* begin Material for this task *
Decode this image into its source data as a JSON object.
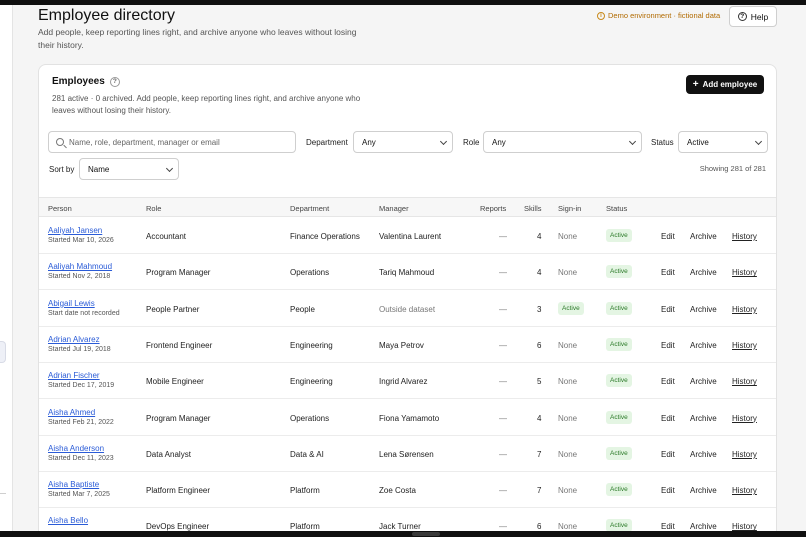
{
  "header": {
    "title": "Employee directory",
    "subtitle": "Add people, keep reporting lines right, and archive anyone who leaves without losing their history.",
    "demo_badge": "Demo environment · fictional data",
    "help_label": "Help"
  },
  "card": {
    "title": "Employees",
    "description": "281 active · 0 archived. Add people, keep reporting lines right, and archive anyone who leaves without losing their history.",
    "add_label": "Add employee"
  },
  "filters": {
    "search_placeholder": "Name, role, department, manager or email",
    "department_label": "Department",
    "department_value": "Any",
    "role_label": "Role",
    "role_value": "Any",
    "status_label": "Status",
    "status_value": "Active",
    "sort_label": "Sort by",
    "sort_value": "Name",
    "showing": "Showing 281 of 281"
  },
  "table": {
    "columns": [
      "Person",
      "Role",
      "Department",
      "Manager",
      "Reports",
      "Skills",
      "Sign-in",
      "Status"
    ],
    "actions": {
      "edit": "Edit",
      "archive": "Archive",
      "history": "History"
    },
    "rows": [
      {
        "name": "Aaliyah Jansen",
        "started": "Started Mar 10, 2026",
        "role": "Accountant",
        "department": "Finance Operations",
        "manager": "Valentina Laurent",
        "reports": "—",
        "skills": "4",
        "signin": "None",
        "status": "Active"
      },
      {
        "name": "Aaliyah Mahmoud",
        "started": "Started Nov 2, 2018",
        "role": "Program Manager",
        "department": "Operations",
        "manager": "Tariq Mahmoud",
        "reports": "—",
        "skills": "4",
        "signin": "None",
        "status": "Active"
      },
      {
        "name": "Abigail Lewis",
        "started": "Start date not recorded",
        "role": "People Partner",
        "department": "People",
        "manager": "Outside dataset",
        "reports": "—",
        "skills": "3",
        "signin": "Active",
        "status": "Active"
      },
      {
        "name": "Adrian Alvarez",
        "started": "Started Jul 19, 2018",
        "role": "Frontend Engineer",
        "department": "Engineering",
        "manager": "Maya Petrov",
        "reports": "—",
        "skills": "6",
        "signin": "None",
        "status": "Active"
      },
      {
        "name": "Adrian Fischer",
        "started": "Started Dec 17, 2019",
        "role": "Mobile Engineer",
        "department": "Engineering",
        "manager": "Ingrid Alvarez",
        "reports": "—",
        "skills": "5",
        "signin": "None",
        "status": "Active"
      },
      {
        "name": "Aisha Ahmed",
        "started": "Started Feb 21, 2022",
        "role": "Program Manager",
        "department": "Operations",
        "manager": "Fiona Yamamoto",
        "reports": "—",
        "skills": "4",
        "signin": "None",
        "status": "Active"
      },
      {
        "name": "Aisha Anderson",
        "started": "Started Dec 11, 2023",
        "role": "Data Analyst",
        "department": "Data & AI",
        "manager": "Lena Sørensen",
        "reports": "—",
        "skills": "7",
        "signin": "None",
        "status": "Active"
      },
      {
        "name": "Aisha Baptiste",
        "started": "Started Mar 7, 2025",
        "role": "Platform Engineer",
        "department": "Platform",
        "manager": "Zoe Costa",
        "reports": "—",
        "skills": "7",
        "signin": "None",
        "status": "Active"
      },
      {
        "name": "Aisha Bello",
        "started": "",
        "role": "DevOps Engineer",
        "department": "Platform",
        "manager": "Jack Turner",
        "reports": "—",
        "skills": "6",
        "signin": "None",
        "status": "Active"
      }
    ]
  }
}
* end Material for this task *
Go through the records above, find every line with the word "right", and list those lines.

_Task response_
    "subtitle": "Add people, keep reporting lines right, and archive anyone who leaves without losing their history.",
    "description": "281 active · 0 archived. Add people, keep reporting lines right, and archive anyone who leaves without losing their history.",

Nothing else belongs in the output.